▶ What the exercise asks
A verbatim copy of the records is required, with all pictures left out.

Extracted data entries
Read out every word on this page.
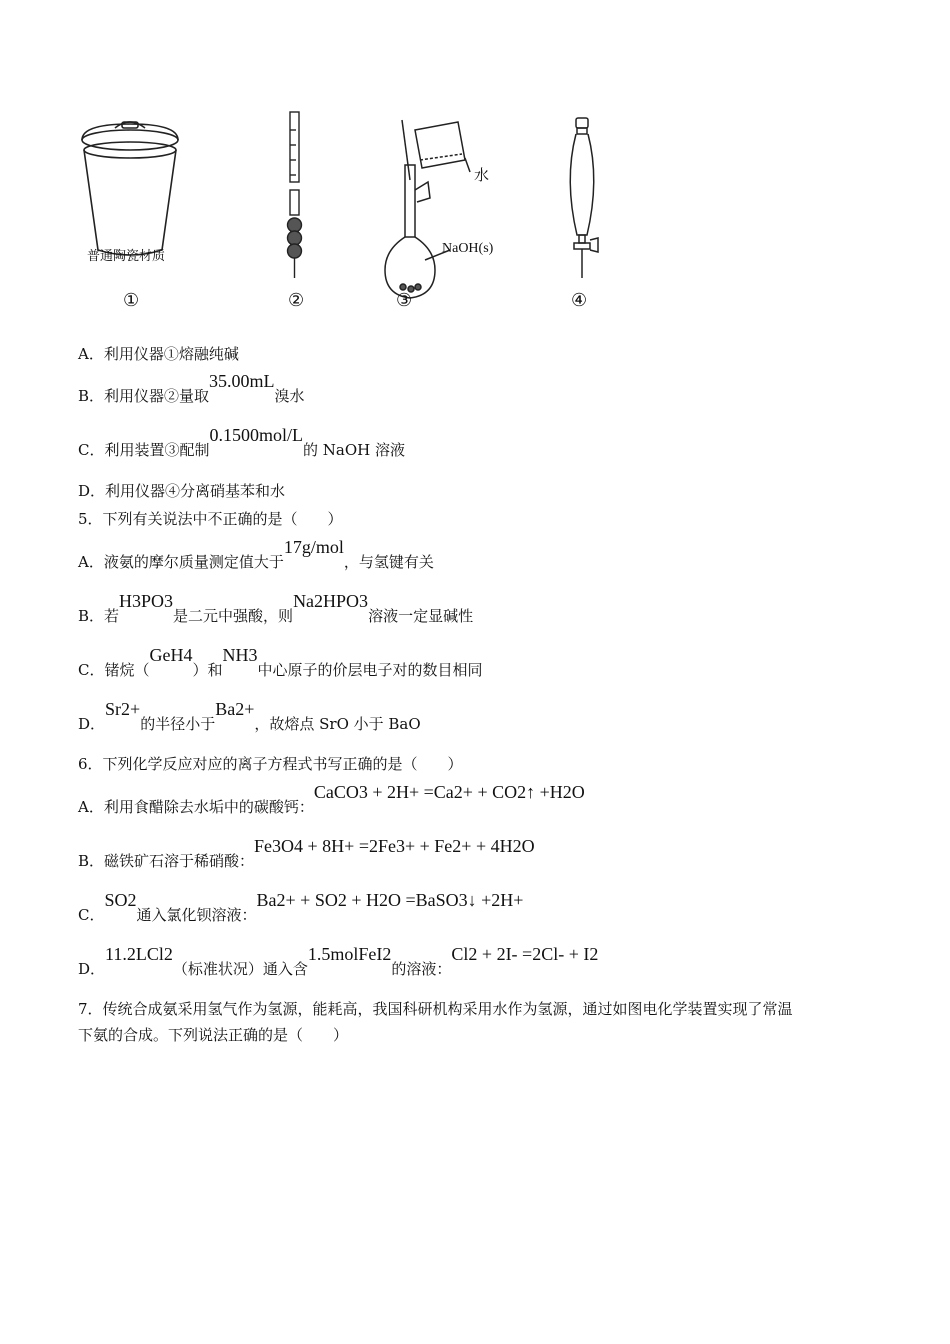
普通陶瓷材质
水
NaOH(s)
①	②	③	④
A．利用仪器①熔融纯碱
B．利用仪器②量取35.00mL溴水
C．利用装置③配制0.1500mol/L的 NaOH 溶液
D．利用仪器④分离硝基苯和水
5．下列有关说法中不正确的是（　　）
A．液氨的摩尔质量测定值大于17g/mol，与氢键有关
B．若H3PO3是二元中强酸，则Na2HPO3溶液一定显碱性
C．锗烷（GeH4）和NH3中心原子的价层电子对的数目相同
D．Sr2+的半径小于Ba2+，故熔点 SrO 小于 BaO
6．下列化学反应对应的离子方程式书写正确的是（　　）
A．利用食醋除去水垢中的碳酸钙：CaCO3 + 2H+ =Ca2+ + CO2↑ +H2O
B．磁铁矿石溶于稀硝酸：Fe3O4 + 8H+ =2Fe3+ + Fe2+ + 4H2O
C．SO2通入氯化钡溶液：Ba2+ + SO2 + H2O =BaSO3↓ +2H+
D．11.2LCl2（标准状况）通入含1.5molFeI2的溶液：Cl2 + 2I- =2Cl- + I2
7．传统合成氨采用氢气作为氢源，能耗高，我国科研机构采用水作为氢源，通过如图电化学装置实现了常温
下氨的合成。下列说法正确的是（　　）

▶ Output of the exercise
Read out every word on this page.
普通陶瓷材质
水
NaOH(s)
①	②	③	④
A．利用仪器①熔融纯碱
B．利用仪器②量取35.00mL溴水
C．利用装置③配制0.1500mol/L的 NaOH 溶液
D．利用仪器④分离硝基苯和水
5．下列有关说法中不正确的是（　　）
A．液氨的摩尔质量测定值大于17g/mol，与氢键有关
B．若H3PO3是二元中强酸，则Na2HPO3溶液一定显碱性
C．锗烷（GeH4）和NH3中心原子的价层电子对的数目相同
D．Sr2+的半径小于Ba2+，故熔点 SrO 小于 BaO
6．下列化学反应对应的离子方程式书写正确的是（　　）
A．利用食醋除去水垢中的碳酸钙：CaCO3 + 2H+ =Ca2+ + CO2↑ +H2O
B．磁铁矿石溶于稀硝酸：Fe3O4 + 8H+ =2Fe3+ + Fe2+ + 4H2O
C．SO2通入氯化钡溶液：Ba2+ + SO2 + H2O =BaSO3↓ +2H+
D．11.2LCl2（标准状况）通入含1.5molFeI2的溶液：Cl2 + 2I- =2Cl- + I2
7．传统合成氨采用氢气作为氢源，能耗高，我国科研机构采用水作为氢源，通过如图电化学装置实现了常温
下氨的合成。下列说法正确的是（　　）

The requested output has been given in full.